__EXERCISE OBJECTIVE__
Locate every line in the records below that contains the word "name", and copy each one.

BEGIN DATA EXTRACT

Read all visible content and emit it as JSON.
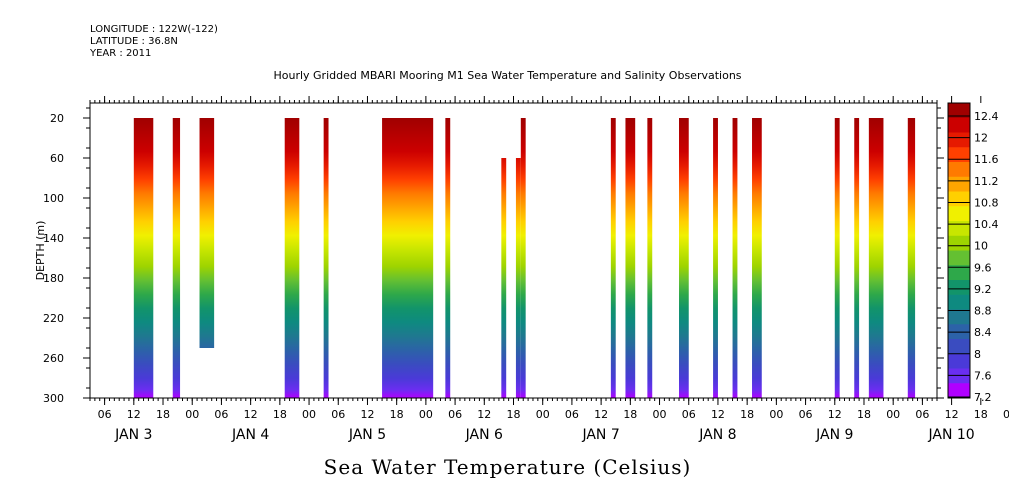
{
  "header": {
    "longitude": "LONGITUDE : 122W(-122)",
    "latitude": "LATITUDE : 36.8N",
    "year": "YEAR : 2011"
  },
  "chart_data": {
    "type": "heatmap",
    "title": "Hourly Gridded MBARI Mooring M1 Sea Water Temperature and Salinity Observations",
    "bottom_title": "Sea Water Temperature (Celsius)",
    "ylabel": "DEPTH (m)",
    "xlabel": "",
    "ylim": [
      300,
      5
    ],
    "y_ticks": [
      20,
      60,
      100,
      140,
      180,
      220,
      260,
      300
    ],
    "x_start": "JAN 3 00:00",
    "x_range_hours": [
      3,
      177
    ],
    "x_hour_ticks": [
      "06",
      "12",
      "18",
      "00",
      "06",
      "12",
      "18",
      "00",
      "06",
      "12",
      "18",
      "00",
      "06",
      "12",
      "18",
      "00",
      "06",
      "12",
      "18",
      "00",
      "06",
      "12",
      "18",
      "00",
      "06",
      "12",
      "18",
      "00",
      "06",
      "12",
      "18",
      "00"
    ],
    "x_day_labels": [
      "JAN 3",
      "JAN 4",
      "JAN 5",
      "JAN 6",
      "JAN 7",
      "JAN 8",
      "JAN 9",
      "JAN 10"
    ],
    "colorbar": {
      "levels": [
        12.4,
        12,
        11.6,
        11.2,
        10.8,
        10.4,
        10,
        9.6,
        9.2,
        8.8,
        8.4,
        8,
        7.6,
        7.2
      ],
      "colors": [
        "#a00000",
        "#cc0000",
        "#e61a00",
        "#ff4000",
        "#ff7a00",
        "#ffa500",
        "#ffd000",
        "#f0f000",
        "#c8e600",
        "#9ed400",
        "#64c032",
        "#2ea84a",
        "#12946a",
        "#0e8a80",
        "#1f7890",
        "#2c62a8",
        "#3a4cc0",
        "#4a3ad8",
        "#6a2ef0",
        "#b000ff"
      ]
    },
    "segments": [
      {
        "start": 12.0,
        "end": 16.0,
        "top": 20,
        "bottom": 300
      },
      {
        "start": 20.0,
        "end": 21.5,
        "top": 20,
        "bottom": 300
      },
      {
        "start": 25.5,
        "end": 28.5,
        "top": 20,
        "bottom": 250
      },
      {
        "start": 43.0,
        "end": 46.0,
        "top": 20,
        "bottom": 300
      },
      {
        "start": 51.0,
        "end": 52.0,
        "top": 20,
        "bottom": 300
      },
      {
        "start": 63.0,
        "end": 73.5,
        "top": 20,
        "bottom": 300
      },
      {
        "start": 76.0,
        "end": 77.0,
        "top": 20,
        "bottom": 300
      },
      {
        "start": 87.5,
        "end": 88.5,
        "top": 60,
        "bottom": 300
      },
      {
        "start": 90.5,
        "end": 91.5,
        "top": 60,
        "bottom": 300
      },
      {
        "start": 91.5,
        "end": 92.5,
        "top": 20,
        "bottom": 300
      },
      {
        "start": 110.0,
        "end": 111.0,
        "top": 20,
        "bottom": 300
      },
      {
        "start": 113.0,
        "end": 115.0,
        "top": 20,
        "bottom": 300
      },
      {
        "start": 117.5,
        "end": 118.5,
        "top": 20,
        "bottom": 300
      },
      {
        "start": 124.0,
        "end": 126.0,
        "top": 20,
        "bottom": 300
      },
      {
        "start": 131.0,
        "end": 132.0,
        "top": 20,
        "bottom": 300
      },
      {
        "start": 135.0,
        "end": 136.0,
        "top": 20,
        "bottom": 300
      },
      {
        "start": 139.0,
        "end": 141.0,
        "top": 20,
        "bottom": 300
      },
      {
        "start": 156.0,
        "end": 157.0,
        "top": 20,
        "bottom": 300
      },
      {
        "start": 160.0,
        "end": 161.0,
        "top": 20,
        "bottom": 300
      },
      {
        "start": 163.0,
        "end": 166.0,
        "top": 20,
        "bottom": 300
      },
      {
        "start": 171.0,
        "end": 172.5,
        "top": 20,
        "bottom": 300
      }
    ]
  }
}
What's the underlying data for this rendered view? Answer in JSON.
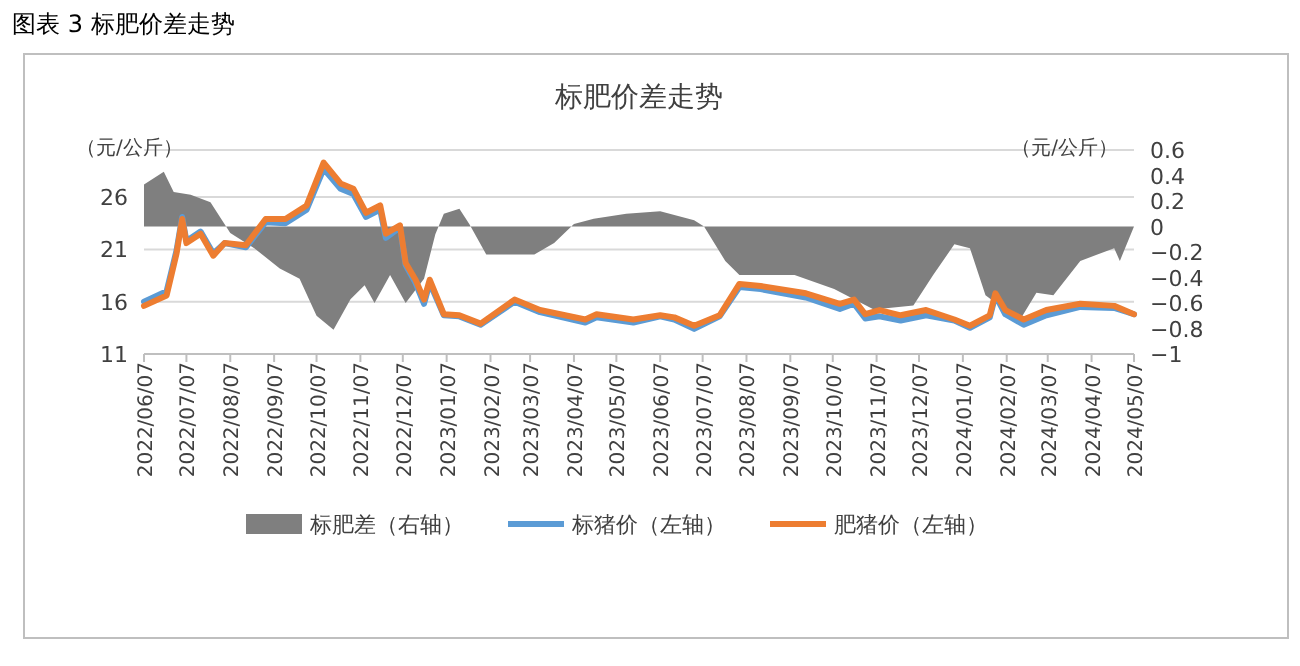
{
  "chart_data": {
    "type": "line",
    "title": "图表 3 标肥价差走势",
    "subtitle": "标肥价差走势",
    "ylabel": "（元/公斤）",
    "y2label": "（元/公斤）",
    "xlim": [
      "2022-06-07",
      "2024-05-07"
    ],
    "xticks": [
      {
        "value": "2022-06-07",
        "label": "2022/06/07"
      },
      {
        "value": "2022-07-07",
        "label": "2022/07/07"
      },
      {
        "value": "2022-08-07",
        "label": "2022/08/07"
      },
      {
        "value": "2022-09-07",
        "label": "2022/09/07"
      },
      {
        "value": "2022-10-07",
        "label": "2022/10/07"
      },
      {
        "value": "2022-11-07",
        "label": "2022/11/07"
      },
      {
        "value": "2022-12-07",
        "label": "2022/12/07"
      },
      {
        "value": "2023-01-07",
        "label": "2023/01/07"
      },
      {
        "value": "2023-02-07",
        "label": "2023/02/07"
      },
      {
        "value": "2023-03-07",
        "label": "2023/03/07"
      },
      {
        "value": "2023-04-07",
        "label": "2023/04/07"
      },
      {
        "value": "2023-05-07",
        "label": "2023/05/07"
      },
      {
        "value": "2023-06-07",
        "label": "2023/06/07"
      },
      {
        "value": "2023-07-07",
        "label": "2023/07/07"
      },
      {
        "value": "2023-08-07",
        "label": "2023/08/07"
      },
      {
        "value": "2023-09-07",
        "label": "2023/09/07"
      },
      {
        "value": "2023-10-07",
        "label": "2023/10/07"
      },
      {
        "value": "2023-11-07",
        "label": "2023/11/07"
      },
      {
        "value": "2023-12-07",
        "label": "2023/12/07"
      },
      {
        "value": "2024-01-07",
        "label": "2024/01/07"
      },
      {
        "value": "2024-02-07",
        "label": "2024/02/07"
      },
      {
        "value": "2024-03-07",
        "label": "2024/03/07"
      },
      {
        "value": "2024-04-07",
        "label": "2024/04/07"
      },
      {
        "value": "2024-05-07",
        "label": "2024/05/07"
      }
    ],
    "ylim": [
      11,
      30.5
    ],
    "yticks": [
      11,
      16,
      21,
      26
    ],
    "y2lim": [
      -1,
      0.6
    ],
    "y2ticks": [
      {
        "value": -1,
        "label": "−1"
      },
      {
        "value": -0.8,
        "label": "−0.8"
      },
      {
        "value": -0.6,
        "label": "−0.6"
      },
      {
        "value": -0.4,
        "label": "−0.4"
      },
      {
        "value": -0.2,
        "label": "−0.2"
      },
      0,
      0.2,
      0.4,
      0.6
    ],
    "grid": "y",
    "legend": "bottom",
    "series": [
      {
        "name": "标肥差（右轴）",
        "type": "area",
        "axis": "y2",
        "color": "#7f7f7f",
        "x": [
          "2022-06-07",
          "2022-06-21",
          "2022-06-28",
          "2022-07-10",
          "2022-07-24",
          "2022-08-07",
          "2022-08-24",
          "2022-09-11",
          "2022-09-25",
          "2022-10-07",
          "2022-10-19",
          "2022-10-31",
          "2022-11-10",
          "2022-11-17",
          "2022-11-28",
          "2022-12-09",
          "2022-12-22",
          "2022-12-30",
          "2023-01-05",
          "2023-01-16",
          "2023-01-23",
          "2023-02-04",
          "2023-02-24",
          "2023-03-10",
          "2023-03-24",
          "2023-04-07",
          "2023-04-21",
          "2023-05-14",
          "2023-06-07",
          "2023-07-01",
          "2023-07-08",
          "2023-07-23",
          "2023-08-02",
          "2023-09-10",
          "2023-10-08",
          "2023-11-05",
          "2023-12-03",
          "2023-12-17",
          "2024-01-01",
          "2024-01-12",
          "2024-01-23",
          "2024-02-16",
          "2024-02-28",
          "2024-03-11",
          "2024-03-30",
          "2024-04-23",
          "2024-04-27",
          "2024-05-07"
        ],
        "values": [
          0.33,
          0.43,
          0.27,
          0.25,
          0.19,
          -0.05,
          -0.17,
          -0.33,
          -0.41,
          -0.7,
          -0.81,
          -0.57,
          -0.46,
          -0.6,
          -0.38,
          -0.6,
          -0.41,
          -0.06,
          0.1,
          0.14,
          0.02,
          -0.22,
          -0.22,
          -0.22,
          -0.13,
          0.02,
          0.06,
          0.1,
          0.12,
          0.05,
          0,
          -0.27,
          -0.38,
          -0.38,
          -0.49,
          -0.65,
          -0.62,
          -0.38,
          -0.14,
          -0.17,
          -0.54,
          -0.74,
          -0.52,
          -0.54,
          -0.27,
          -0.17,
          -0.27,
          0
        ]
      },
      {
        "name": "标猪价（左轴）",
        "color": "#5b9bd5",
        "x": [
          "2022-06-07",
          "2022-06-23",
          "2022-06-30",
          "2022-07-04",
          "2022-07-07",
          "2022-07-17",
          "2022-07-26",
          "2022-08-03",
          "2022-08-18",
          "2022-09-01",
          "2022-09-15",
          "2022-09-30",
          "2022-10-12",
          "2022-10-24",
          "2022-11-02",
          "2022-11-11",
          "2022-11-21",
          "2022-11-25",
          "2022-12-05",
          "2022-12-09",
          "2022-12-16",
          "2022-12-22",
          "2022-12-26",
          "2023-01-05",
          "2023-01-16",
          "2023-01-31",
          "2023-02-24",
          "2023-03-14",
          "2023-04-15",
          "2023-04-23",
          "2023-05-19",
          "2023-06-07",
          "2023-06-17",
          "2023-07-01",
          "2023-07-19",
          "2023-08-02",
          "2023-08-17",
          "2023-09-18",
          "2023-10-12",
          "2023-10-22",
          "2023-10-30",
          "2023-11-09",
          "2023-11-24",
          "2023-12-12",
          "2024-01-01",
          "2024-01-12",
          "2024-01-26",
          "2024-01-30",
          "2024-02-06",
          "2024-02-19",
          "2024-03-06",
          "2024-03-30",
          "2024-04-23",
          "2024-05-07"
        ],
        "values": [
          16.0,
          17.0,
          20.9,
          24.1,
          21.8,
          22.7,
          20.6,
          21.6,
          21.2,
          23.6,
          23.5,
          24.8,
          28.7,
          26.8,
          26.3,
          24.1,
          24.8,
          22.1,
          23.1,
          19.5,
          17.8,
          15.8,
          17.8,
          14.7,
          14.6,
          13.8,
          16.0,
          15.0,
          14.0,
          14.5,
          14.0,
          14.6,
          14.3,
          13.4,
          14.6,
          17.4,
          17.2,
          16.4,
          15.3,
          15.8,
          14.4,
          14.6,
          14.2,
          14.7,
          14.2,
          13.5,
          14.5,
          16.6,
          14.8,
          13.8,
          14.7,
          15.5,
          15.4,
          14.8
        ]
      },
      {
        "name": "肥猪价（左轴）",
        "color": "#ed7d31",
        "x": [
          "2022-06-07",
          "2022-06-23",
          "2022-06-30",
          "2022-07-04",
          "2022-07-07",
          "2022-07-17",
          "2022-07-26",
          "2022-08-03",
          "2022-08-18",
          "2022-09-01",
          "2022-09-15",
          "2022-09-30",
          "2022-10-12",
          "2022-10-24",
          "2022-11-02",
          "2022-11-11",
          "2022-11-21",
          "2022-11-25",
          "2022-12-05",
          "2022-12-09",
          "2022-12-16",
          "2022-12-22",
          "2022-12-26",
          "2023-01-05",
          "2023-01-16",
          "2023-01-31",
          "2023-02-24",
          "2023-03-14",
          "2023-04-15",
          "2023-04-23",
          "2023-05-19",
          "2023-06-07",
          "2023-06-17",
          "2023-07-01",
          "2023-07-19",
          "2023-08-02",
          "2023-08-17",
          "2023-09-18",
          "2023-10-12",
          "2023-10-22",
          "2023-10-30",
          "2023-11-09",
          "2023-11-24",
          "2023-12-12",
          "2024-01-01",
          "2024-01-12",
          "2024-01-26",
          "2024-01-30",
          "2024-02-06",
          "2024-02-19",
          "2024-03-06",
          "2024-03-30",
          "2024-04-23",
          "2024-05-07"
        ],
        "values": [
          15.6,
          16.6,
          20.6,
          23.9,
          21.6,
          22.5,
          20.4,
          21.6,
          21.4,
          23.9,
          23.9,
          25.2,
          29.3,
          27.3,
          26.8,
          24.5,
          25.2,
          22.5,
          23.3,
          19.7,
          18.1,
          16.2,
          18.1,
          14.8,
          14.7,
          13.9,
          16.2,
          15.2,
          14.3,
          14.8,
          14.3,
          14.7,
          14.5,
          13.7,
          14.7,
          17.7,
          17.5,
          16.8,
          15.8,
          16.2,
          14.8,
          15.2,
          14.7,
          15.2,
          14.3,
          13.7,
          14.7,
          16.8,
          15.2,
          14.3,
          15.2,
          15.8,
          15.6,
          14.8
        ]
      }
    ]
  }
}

END DATA EXTRACT
BEGIN DATA EXTRACT

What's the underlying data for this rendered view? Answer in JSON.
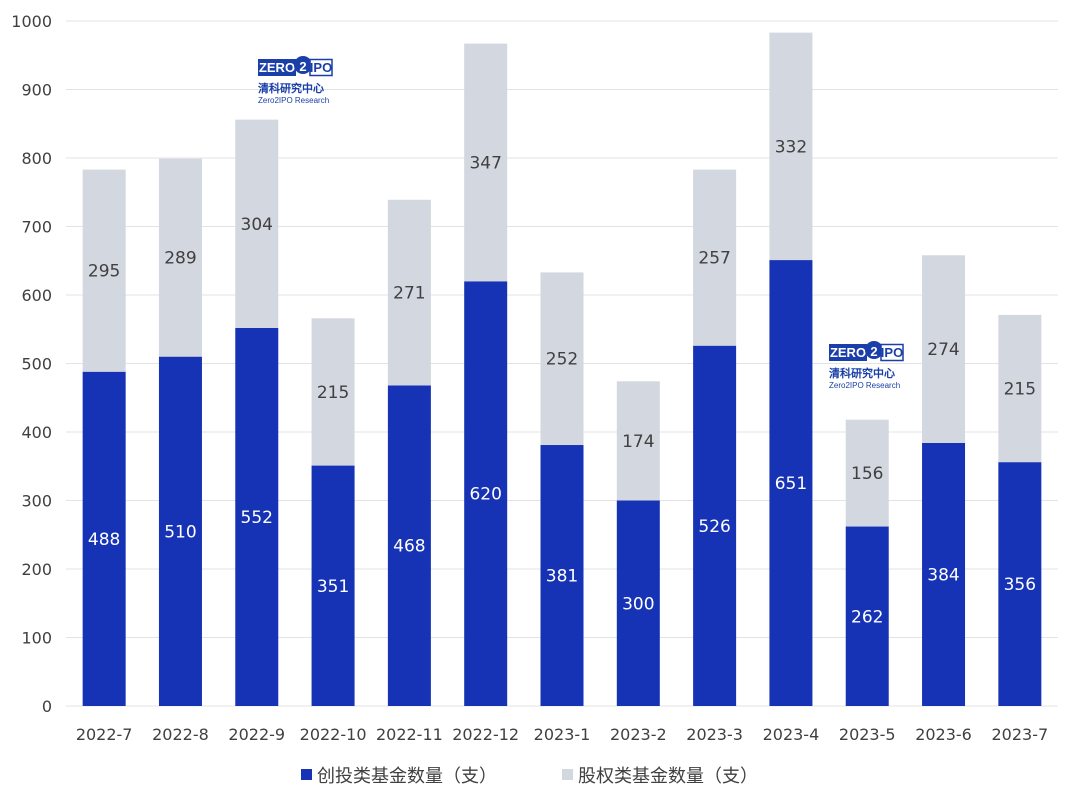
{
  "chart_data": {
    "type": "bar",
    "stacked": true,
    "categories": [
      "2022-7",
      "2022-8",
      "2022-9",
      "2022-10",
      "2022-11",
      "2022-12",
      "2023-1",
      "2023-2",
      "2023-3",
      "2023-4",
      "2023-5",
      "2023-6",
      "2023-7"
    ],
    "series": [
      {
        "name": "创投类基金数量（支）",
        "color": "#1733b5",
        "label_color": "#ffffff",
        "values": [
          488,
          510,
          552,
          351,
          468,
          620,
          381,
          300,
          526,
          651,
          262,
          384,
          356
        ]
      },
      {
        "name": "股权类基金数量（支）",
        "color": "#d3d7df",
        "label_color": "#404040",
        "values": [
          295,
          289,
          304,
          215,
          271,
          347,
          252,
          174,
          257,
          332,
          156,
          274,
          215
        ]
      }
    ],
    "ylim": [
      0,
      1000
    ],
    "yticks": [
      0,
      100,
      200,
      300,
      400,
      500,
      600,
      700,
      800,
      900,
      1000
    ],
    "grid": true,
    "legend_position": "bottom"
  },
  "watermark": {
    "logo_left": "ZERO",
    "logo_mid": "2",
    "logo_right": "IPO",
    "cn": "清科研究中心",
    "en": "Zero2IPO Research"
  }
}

END DATA EXTRACT

__SOLUTION__
        "name": "标肥差（右轴）",
        "name": "标猪价（左轴）",
        "name": "肥猪价（左轴）",
        "name": "创投类基金数量（支）",
        "name": "股权类基金数量（支）",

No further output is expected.